Records for this task:
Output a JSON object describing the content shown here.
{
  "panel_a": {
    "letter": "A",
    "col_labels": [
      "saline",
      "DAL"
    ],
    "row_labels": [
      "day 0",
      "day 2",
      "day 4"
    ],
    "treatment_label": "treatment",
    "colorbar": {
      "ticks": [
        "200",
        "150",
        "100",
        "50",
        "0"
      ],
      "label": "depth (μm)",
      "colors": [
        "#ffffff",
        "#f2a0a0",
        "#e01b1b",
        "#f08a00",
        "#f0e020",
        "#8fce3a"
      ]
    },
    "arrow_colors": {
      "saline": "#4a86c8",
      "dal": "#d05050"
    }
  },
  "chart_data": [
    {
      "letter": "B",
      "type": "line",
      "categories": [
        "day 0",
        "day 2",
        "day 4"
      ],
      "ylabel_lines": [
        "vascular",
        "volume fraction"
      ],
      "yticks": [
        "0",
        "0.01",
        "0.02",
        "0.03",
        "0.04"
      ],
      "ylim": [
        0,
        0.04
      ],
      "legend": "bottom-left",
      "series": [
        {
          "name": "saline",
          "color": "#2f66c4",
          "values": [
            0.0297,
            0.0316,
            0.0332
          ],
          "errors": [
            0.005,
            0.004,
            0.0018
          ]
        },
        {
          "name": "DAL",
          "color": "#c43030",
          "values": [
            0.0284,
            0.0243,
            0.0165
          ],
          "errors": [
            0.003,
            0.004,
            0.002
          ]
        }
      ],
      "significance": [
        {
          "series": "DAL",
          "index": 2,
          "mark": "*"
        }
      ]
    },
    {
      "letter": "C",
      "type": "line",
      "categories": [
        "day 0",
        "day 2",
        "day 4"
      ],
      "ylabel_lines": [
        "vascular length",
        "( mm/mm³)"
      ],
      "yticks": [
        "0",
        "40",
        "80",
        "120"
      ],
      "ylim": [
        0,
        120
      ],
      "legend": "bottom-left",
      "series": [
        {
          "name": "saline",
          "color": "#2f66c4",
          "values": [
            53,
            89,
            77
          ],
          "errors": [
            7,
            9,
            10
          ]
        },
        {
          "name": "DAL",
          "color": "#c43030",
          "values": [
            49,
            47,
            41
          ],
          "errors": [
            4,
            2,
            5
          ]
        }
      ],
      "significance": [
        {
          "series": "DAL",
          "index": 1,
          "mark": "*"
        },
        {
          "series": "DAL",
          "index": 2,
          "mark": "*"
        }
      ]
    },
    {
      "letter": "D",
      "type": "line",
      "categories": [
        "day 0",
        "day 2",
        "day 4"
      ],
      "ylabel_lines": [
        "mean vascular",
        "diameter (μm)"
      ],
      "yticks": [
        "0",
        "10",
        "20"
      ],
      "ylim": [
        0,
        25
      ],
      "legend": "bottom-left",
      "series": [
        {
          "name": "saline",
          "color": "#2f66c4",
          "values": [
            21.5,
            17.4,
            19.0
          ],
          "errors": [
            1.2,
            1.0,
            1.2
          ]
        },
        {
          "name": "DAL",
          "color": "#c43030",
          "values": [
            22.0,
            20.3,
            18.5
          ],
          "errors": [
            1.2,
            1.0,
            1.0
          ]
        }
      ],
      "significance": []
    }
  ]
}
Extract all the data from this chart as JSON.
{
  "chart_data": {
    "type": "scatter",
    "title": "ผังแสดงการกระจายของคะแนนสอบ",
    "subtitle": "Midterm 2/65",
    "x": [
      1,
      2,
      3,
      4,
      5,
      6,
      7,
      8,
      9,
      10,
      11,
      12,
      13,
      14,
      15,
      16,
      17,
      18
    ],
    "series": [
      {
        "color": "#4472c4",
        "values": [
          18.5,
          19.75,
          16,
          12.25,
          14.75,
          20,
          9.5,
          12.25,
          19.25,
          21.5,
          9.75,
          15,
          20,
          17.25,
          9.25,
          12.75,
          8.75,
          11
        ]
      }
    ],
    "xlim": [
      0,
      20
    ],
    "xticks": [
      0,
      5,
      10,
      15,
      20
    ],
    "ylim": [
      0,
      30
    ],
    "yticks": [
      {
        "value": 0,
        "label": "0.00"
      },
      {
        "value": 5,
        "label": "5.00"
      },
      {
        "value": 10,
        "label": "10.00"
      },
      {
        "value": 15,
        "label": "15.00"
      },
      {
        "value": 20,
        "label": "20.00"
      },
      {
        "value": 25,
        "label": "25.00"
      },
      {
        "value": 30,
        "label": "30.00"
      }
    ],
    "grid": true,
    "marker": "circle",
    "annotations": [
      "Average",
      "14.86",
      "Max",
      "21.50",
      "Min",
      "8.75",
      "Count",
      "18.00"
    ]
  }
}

Exercise directions:
Exactly reproduce the material above.

Answer below:
Output a JSON object describing the content shown here.
{
  "panel_a": {
    "letter": "A",
    "col_labels": [
      "saline",
      "DAL"
    ],
    "row_labels": [
      "day 0",
      "day 2",
      "day 4"
    ],
    "treatment_label": "treatment",
    "colorbar": {
      "ticks": [
        "200",
        "150",
        "100",
        "50",
        "0"
      ],
      "label": "depth (μm)",
      "colors": [
        "#ffffff",
        "#f2a0a0",
        "#e01b1b",
        "#f08a00",
        "#f0e020",
        "#8fce3a"
      ]
    },
    "arrow_colors": {
      "saline": "#4a86c8",
      "dal": "#d05050"
    }
  },
  "chart_data": [
    {
      "letter": "B",
      "type": "line",
      "categories": [
        "day 0",
        "day 2",
        "day 4"
      ],
      "ylabel_lines": [
        "vascular",
        "volume fraction"
      ],
      "yticks": [
        "0",
        "0.01",
        "0.02",
        "0.03",
        "0.04"
      ],
      "ylim": [
        0,
        0.04
      ],
      "legend": "bottom-left",
      "series": [
        {
          "name": "saline",
          "color": "#2f66c4",
          "values": [
            0.0297,
            0.0316,
            0.0332
          ],
          "errors": [
            0.005,
            0.004,
            0.0018
          ]
        },
        {
          "name": "DAL",
          "color": "#c43030",
          "values": [
            0.0284,
            0.0243,
            0.0165
          ],
          "errors": [
            0.003,
            0.004,
            0.002
          ]
        }
      ],
      "significance": [
        {
          "series": "DAL",
          "index": 2,
          "mark": "*"
        }
      ]
    },
    {
      "letter": "C",
      "type": "line",
      "categories": [
        "day 0",
        "day 2",
        "day 4"
      ],
      "ylabel_lines": [
        "vascular length",
        "( mm/mm³)"
      ],
      "yticks": [
        "0",
        "40",
        "80",
        "120"
      ],
      "ylim": [
        0,
        120
      ],
      "legend": "bottom-left",
      "series": [
        {
          "name": "saline",
          "color": "#2f66c4",
          "values": [
            53,
            89,
            77
          ],
          "errors": [
            7,
            9,
            10
          ]
        },
        {
          "name": "DAL",
          "color": "#c43030",
          "values": [
            49,
            47,
            41
          ],
          "errors": [
            4,
            2,
            5
          ]
        }
      ],
      "significance": [
        {
          "series": "DAL",
          "index": 1,
          "mark": "*"
        },
        {
          "series": "DAL",
          "index": 2,
          "mark": "*"
        }
      ]
    },
    {
      "letter": "D",
      "type": "line",
      "categories": [
        "day 0",
        "day 2",
        "day 4"
      ],
      "ylabel_lines": [
        "mean vascular",
        "diameter (μm)"
      ],
      "yticks": [
        "0",
        "10",
        "20"
      ],
      "ylim": [
        0,
        25
      ],
      "legend": "bottom-left",
      "series": [
        {
          "name": "saline",
          "color": "#2f66c4",
          "values": [
            21.5,
            17.4,
            19.0
          ],
          "errors": [
            1.2,
            1.0,
            1.2
          ]
        },
        {
          "name": "DAL",
          "color": "#c43030",
          "values": [
            22.0,
            20.3,
            18.5
          ],
          "errors": [
            1.2,
            1.0,
            1.0
          ]
        }
      ],
      "significance": []
    }
  ]
}
Extract all the data from this chart as JSON.
{
  "chart_data": {
    "type": "scatter",
    "title": "ผังแสดงการกระจายของคะแนนสอบ",
    "subtitle": "Midterm 2/65",
    "x": [
      1,
      2,
      3,
      4,
      5,
      6,
      7,
      8,
      9,
      10,
      11,
      12,
      13,
      14,
      15,
      16,
      17,
      18
    ],
    "series": [
      {
        "color": "#4472c4",
        "values": [
          18.5,
          19.75,
          16,
          12.25,
          14.75,
          20,
          9.5,
          12.25,
          19.25,
          21.5,
          9.75,
          15,
          20,
          17.25,
          9.25,
          12.75,
          8.75,
          11
        ]
      }
    ],
    "xlim": [
      0,
      20
    ],
    "xticks": [
      0,
      5,
      10,
      15,
      20
    ],
    "ylim": [
      0,
      30
    ],
    "yticks": [
      {
        "value": 0,
        "label": "0.00"
      },
      {
        "value": 5,
        "label": "5.00"
      },
      {
        "value": 10,
        "label": "10.00"
      },
      {
        "value": 15,
        "label": "15.00"
      },
      {
        "value": 20,
        "label": "20.00"
      },
      {
        "value": 25,
        "label": "25.00"
      },
      {
        "value": 30,
        "label": "30.00"
      }
    ],
    "grid": true,
    "marker": "circle",
    "annotations": [
      "Average",
      "14.86",
      "Max",
      "21.50",
      "Min",
      "8.75",
      "Count",
      "18.00"
    ]
  }
}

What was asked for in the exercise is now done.